[AIM] From the records below, pull out word for word the lines starting at the one that contains "- y-tick-label: 30: [114, 40, 166, 93]" and ending at the one that contains "- legend-entry: D. rotundifolia: F(5;270)", with both of those lines included.

[EXTRACTED ENTRIES]
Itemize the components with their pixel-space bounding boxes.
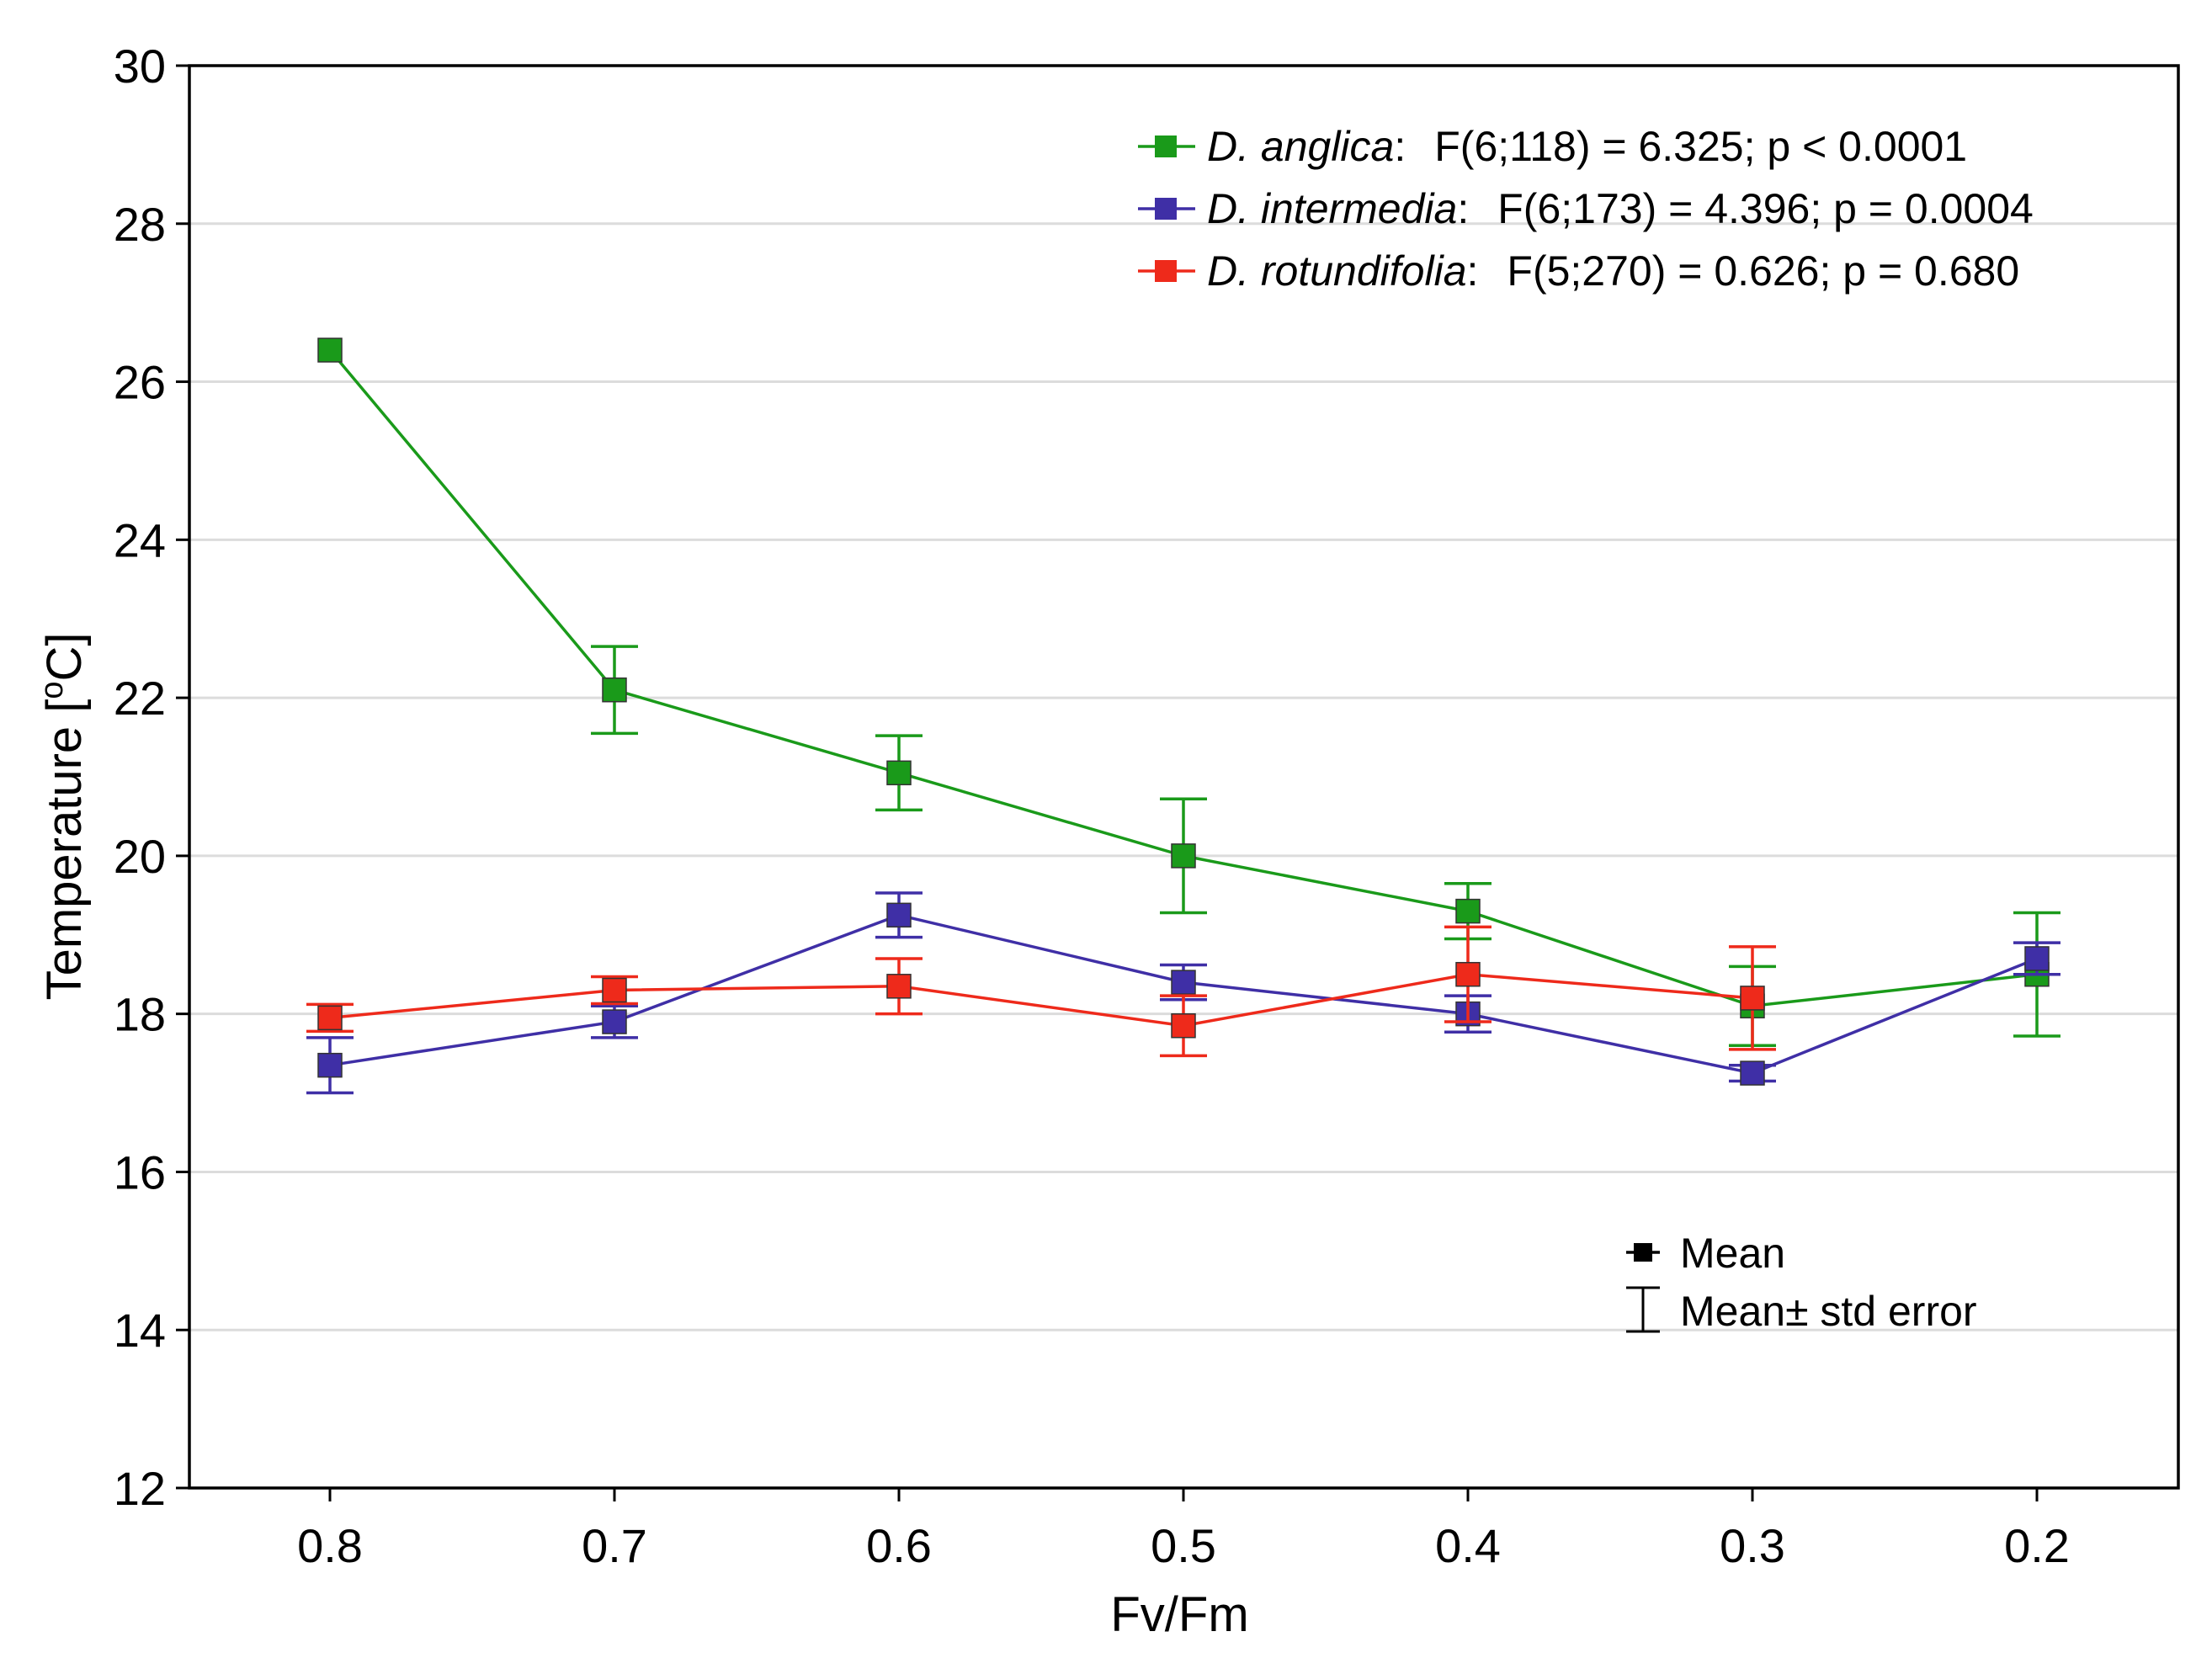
- y-tick-label: 30: [114, 40, 166, 93]
- legend-species-name: D. rotundifolia: [1207, 247, 1467, 295]
- data-point: [886, 974, 912, 999]
- legend-marker: [1155, 260, 1177, 282]
- legend-statistic: F(6;118) = 6.325; p < 0.0001: [1434, 123, 1967, 170]
- series-d-rotundifolia: [306, 925, 1776, 1058]
- data-point: [1455, 961, 1481, 987]
- legend-statistic: F(5;270) = 0.626; p = 0.680: [1507, 247, 2019, 295]
- y-tick-label: 24: [114, 513, 166, 566]
- y-tick-label: 20: [114, 830, 166, 883]
- y-tick-label: 28: [114, 198, 166, 251]
- legend-marker: [1155, 198, 1177, 220]
- data-point: [1455, 898, 1481, 924]
- y-tick-label: 12: [114, 1462, 166, 1515]
- legend-entry: D. rotundifolia: F(5;270) = 0.626; p = 0.…: [1138, 247, 2019, 295]
- y-axis-title-degree: o: [35, 681, 70, 699]
- data-point: [1171, 970, 1196, 995]
- data-point: [1171, 843, 1196, 869]
- legend-label: D. intermedia: F(6;173) = 4.396; p = 0.00…: [1207, 185, 2034, 232]
- y-axis-title: Temperature [oC]: [35, 632, 92, 1000]
- data-point: [317, 1052, 343, 1078]
- x-axis-title: Fv/Fm: [1110, 1587, 1248, 1642]
- axes: 12 14 16 18 20 22 24 26 28 30 0.8 0.7 0.6 0.5 0.4 0.3 0.…: [35, 40, 2180, 1642]
- legend-label: D. rotundifolia: F(5;270) = 0.626; p = 0.…: [1207, 247, 2019, 295]
- series-line: [329, 972, 1753, 1028]
- data-point: [317, 337, 343, 363]
- data-point: [602, 1009, 627, 1034]
- x-tick-label: 0.8: [297, 1519, 363, 1572]
- legend: D. anglica: F(6;118) = 6.325; p < 0.0001D…: [1138, 123, 2034, 295]
- y-tick-label: 22: [114, 672, 166, 725]
- data-point: [1171, 1013, 1196, 1039]
- legend-colon: :: [1394, 123, 1406, 170]
- key-error-label: Mean± std error: [1680, 1288, 1977, 1335]
- y-tick-label: 14: [114, 1304, 166, 1357]
- data-point: [886, 760, 912, 786]
- data-point: [602, 677, 627, 703]
- y-tick-label: 26: [114, 356, 166, 409]
- legend-marker: [1155, 136, 1177, 157]
- data-point: [602, 977, 627, 1003]
- x-tick-label: 0.4: [1435, 1519, 1501, 1572]
- key-mean-marker: [1634, 1243, 1652, 1262]
- x-tick-label: 0.5: [1151, 1519, 1216, 1572]
- y-axis-title-unit: C]: [37, 632, 92, 681]
- data-point: [317, 1005, 343, 1031]
- legend-species-name: D. anglica: [1207, 123, 1394, 170]
- x-tick-label: 0.6: [866, 1519, 932, 1572]
- data-point: [1740, 1060, 1765, 1086]
- legend-colon: :: [1467, 247, 1479, 295]
- y-tick-label: 18: [114, 988, 166, 1041]
- legend-label: D. anglica: F(6;118) = 6.325; p < 0.0001: [1207, 123, 1967, 170]
- legend-entry: D. intermedia: F(6;173) = 4.396; p = 0.00…: [1138, 185, 2034, 232]
- x-tick-label: 0.7: [582, 1519, 647, 1572]
- statistics-key: Mean Mean± std error: [1626, 1230, 1977, 1335]
- x-tick-label: 0.3: [1720, 1519, 1785, 1572]
- legend-statistic: F(6;173) = 4.396; p = 0.0004: [1497, 185, 2034, 232]
- legend-entry: D. anglica: F(6;118) = 6.325; p < 0.0001: [1138, 123, 1967, 170]
- data-point: [1740, 986, 1765, 1011]
- legend-species-name: D. intermedia: [1207, 185, 1457, 232]
- x-tick-label: 0.2: [2004, 1519, 2070, 1572]
- y-tick-label: 16: [114, 1145, 166, 1198]
- data-point: [886, 902, 912, 928]
- key-mean-label: Mean: [1680, 1230, 1785, 1277]
- data-point: [2024, 946, 2050, 971]
- series-layer: [306, 337, 2060, 1095]
- legend-colon: :: [1457, 185, 1469, 232]
- y-axis-title-main: Temperature [: [37, 699, 92, 1001]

[ANSWER FOR THIS EXERCISE]
- y-tick-label: 30: [114, 40, 166, 93]
- legend-species-name: D. rotundifolia: [1207, 247, 1467, 295]
- data-point: [886, 974, 912, 999]
- legend-marker: [1155, 260, 1177, 282]
- legend-statistic: F(6;118) = 6.325; p < 0.0001: [1434, 123, 1967, 170]
- series-d-rotundifolia: [306, 925, 1776, 1058]
- data-point: [1455, 961, 1481, 987]
- legend-statistic: F(5;270) = 0.626; p = 0.680: [1507, 247, 2019, 295]
- y-tick-label: 24: [114, 513, 166, 566]
- y-tick-label: 20: [114, 830, 166, 883]
- y-tick-label: 28: [114, 198, 166, 251]
- legend-marker: [1155, 198, 1177, 220]
- data-point: [1455, 898, 1481, 924]
- y-tick-label: 12: [114, 1462, 166, 1515]
- legend-entry: D. rotundifolia: F(5;270) = 0.626; p = 0.…: [1138, 247, 2019, 295]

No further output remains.